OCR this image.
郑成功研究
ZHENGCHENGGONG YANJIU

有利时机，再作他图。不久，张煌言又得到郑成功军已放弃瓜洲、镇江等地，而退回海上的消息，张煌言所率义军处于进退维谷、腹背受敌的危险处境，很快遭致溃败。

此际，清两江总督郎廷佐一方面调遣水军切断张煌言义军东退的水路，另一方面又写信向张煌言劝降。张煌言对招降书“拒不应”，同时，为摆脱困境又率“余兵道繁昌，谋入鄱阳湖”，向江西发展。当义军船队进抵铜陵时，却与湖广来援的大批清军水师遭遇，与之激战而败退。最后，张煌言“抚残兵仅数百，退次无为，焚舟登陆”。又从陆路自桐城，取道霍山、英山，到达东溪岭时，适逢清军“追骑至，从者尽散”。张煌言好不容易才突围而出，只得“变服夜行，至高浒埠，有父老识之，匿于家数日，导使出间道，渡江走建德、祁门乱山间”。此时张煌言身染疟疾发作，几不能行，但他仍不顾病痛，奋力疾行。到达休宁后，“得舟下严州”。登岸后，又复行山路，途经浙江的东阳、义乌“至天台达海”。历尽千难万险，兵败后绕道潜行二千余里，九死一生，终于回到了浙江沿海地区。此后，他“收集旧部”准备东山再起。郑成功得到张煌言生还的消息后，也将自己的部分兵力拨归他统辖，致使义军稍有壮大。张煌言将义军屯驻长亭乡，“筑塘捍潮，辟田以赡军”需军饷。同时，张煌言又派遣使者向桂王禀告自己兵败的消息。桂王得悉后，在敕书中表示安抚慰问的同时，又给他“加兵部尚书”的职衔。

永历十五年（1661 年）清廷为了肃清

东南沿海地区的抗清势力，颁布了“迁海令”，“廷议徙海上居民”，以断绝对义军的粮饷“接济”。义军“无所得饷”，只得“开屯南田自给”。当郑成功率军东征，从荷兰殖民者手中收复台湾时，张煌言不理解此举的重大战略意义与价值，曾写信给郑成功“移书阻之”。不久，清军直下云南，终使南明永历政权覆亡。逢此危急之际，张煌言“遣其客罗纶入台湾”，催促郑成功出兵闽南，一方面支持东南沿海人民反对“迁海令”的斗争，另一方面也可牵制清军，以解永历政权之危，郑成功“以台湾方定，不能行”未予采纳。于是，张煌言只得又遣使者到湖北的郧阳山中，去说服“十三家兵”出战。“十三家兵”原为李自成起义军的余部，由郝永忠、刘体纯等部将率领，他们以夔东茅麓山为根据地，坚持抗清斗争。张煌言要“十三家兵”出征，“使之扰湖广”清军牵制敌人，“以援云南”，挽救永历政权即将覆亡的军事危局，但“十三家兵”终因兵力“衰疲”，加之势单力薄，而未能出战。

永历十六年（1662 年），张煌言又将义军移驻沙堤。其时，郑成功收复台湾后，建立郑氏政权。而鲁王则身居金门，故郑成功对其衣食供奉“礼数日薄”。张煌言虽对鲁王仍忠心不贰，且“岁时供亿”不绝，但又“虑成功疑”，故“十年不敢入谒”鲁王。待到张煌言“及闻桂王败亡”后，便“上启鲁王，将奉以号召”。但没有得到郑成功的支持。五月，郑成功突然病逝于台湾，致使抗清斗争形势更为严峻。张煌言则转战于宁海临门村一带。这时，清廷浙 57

#### Task description:
Set down the entries above again, word for word.

#### Exercise result:
OCR this image.
郑成功研究
ZHENGCHENGGONG YANJIU

有利时机，再作他图。不久，张煌言又得到郑成功军已放弃瓜洲、镇江等地，而退回海上的消息，张煌言所率义军处于进退维谷、腹背受敌的危险处境，很快遭致溃败。

此际，清两江总督郎廷佐一方面调遣水军切断张煌言义军东退的水路，另一方面又写信向张煌言劝降。张煌言对招降书“拒不应”，同时，为摆脱困境又率“余兵道繁昌，谋入鄱阳湖”，向江西发展。当义军船队进抵铜陵时，却与湖广来援的大批清军水师遭遇，与之激战而败退。最后，张煌言“抚残兵仅数百，退次无为，焚舟登陆”。又从陆路自桐城，取道霍山、英山，到达东溪岭时，适逢清军“追骑至，从者尽散”。张煌言好不容易才突围而出，只得“变服夜行，至高浒埠，有父老识之，匿于家数日，导使出间道，渡江走建德、祁门乱山间”。此时张煌言身染疟疾发作，几不能行，但他仍不顾病痛，奋力疾行。到达休宁后，“得舟下严州”。登岸后，又复行山路，途经浙江的东阳、义乌“至天台达海”。历尽千难万险，兵败后绕道潜行二千余里，九死一生，终于回到了浙江沿海地区。此后，他“收集旧部”准备东山再起。郑成功得到张煌言生还的消息后，也将自己的部分兵力拨归他统辖，致使义军稍有壮大。张煌言将义军屯驻长亭乡，“筑塘捍潮，辟田以赡军”需军饷。同时，张煌言又派遣使者向桂王禀告自己兵败的消息。桂王得悉后，在敕书中表示安抚慰问的同时，又给他“加兵部尚书”的职衔。

永历十五年（1661 年）清廷为了肃清

东南沿海地区的抗清势力，颁布了“迁海令”，“廷议徙海上居民”，以断绝对义军的粮饷“接济”。义军“无所得饷”，只得“开屯南田自给”。当郑成功率军东征，从荷兰殖民者手中收复台湾时，张煌言不理解此举的重大战略意义与价值，曾写信给郑成功“移书阻之”。不久，清军直下云南，终使南明永历政权覆亡。逢此危急之际，张煌言“遣其客罗纶入台湾”，催促郑成功出兵闽南，一方面支持东南沿海人民反对“迁海令”的斗争，另一方面也可牵制清军，以解永历政权之危，郑成功“以台湾方定，不能行”未予采纳。于是，张煌言只得又遣使者到湖北的郧阳山中，去说服“十三家兵”出战。“十三家兵”原为李自成起义军的余部，由郝永忠、刘体纯等部将率领，他们以夔东茅麓山为根据地，坚持抗清斗争。张煌言要“十三家兵”出征，“使之扰湖广”清军牵制敌人，“以援云南”，挽救永历政权即将覆亡的军事危局，但“十三家兵”终因兵力“衰疲”，加之势单力薄，而未能出战。

永历十六年（1662 年），张煌言又将义军移驻沙堤。其时，郑成功收复台湾后，建立郑氏政权。而鲁王则身居金门，故郑成功对其衣食供奉“礼数日薄”。张煌言虽对鲁王仍忠心不贰，且“岁时供亿”不绝，但又“虑成功疑”，故“十年不敢入谒”鲁王。待到张煌言“及闻桂王败亡”后，便“上启鲁王，将奉以号召”。但没有得到郑成功的支持。五月，郑成功突然病逝于台湾，致使抗清斗争形势更为严峻。张煌言则转战于宁海临门村一带。这时，清廷浙 57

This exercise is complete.